▶ **TASK REQUIREMENTS**:
Wherever the string "δικαιολογητικά" appears in the listing, copy that line.
## Start
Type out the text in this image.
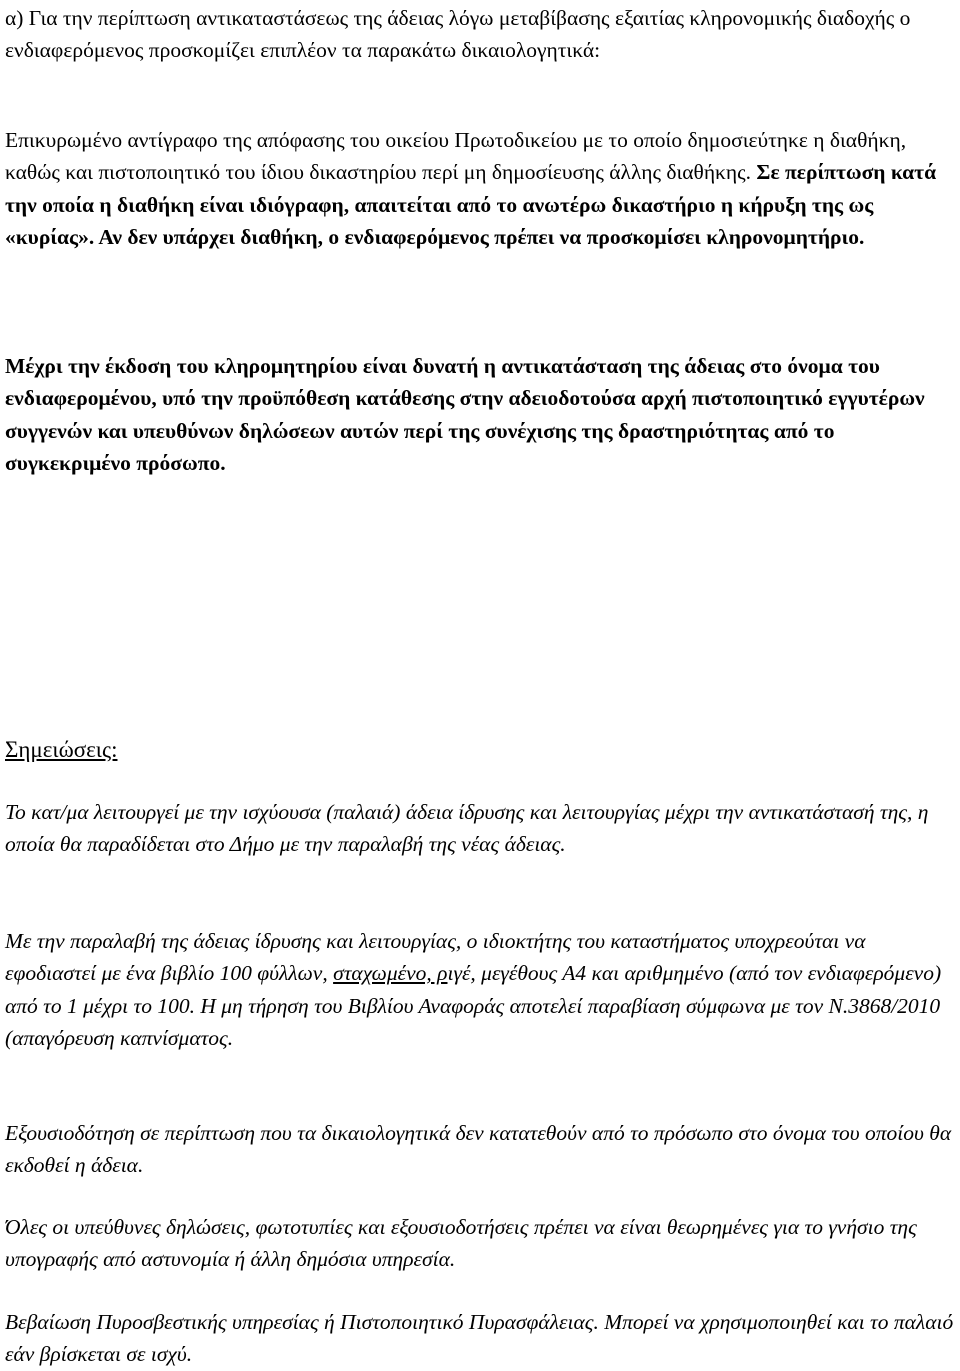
α) Για την περίπτωση αντικαταστάσεως της άδειας λόγω μεταβίβασης εξαιτίας κληρονομικής διαδοχής ο ενδιαφερόμενος προσκομίζει επιπλέον τα παρακάτω δικαιολογητικά:

Επικυρωμένο αντίγραφο της απόφασης του οικείου Πρωτοδικείου με το οποίο δημοσιεύτηκε η διαθήκη, καθώς και πιστοποιητικό του ίδιου δικαστηρίου περί μη δημοσίευσης άλλης διαθήκης. Σε περίπτωση κατά την οποία η διαθήκη είναι ιδιόγραφη, απαιτείται από το ανωτέρω δικαστήριο η κήρυξη της ως «κυρίας». Αν δεν υπάρχει διαθήκη, ο ενδιαφερόμενος πρέπει να προσκομίσει κληρονομητήριο.

Μέχρι την έκδοση του κληρομητηρίου είναι δυνατή η αντικατάσταση της άδειας στο όνομα του ενδιαφερομένου, υπό την προϋπόθεση κατάθεσης στην αδειοδοτούσα αρχή πιστοποιητικό εγγυτέρων συγγενών και υπευθύνων δηλώσεων αυτών περί της συνέχισης της δραστηριότητας από το συγκεκριμένο πρόσωπο.

Σημειώσεις:

Το κατ/μα λειτουργεί με την ισχύουσα (παλαιά) άδεια ίδρυσης και λειτουργίας μέχρι την αντικατάστασή της, η οποία θα παραδίδεται στο Δήμο με την παραλαβή της νέας άδειας.

Με την παραλαβή της άδειας ίδρυσης και λειτουργίας, ο ιδιοκτήτης του καταστήματος υποχρεούται να εφοδιαστεί με ένα βιβλίο 100 φύλλων, σταχωμένο, ριγέ, μεγέθους Α4 και αριθμημένο (από τον ενδιαφερόμενο) από το 1 μέχρι το 100. Η μη τήρηση του Βιβλίου Αναφοράς αποτελεί παραβίαση σύμφωνα με τον Ν.3868/2010 (απαγόρευση καπνίσματος.

Εξουσιοδότηση σε περίπτωση που τα δικαιολογητικά δεν κατατεθούν από το πρόσωπο στο όνομα του οποίου θα εκδοθεί η άδεια.

Όλες οι υπεύθυνες δηλώσεις, φωτοτυπίες και εξουσιοδοτήσεις πρέπει να είναι θεωρημένες για το γνήσιο της υπογραφής από αστυνομία ή άλλη δημόσια υπηρεσία.

Βεβαίωση Πυροσβεστικής υπηρεσίας ή Πιστοποιητικό Πυρασφάλειας. Μπορεί να χρησιμοποιηθεί και το παλαιό εάν βρίσκεται σε ισχύ.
## End
▶ **OUTPUT OF THE TASK**:
α) Για την περίπτωση αντικαταστάσεως της άδειας λόγω μεταβίβασης εξαιτίας κληρονομικής διαδοχής ο ενδιαφερόμενος προσκομίζει επιπλέον τα παρακάτω δικαιολογητικά:
Εξουσιοδότηση σε περίπτωση που τα δικαιολογητικά δεν κατατεθούν από το πρόσωπο στο όνομα του οποίου θα εκδοθεί η άδεια.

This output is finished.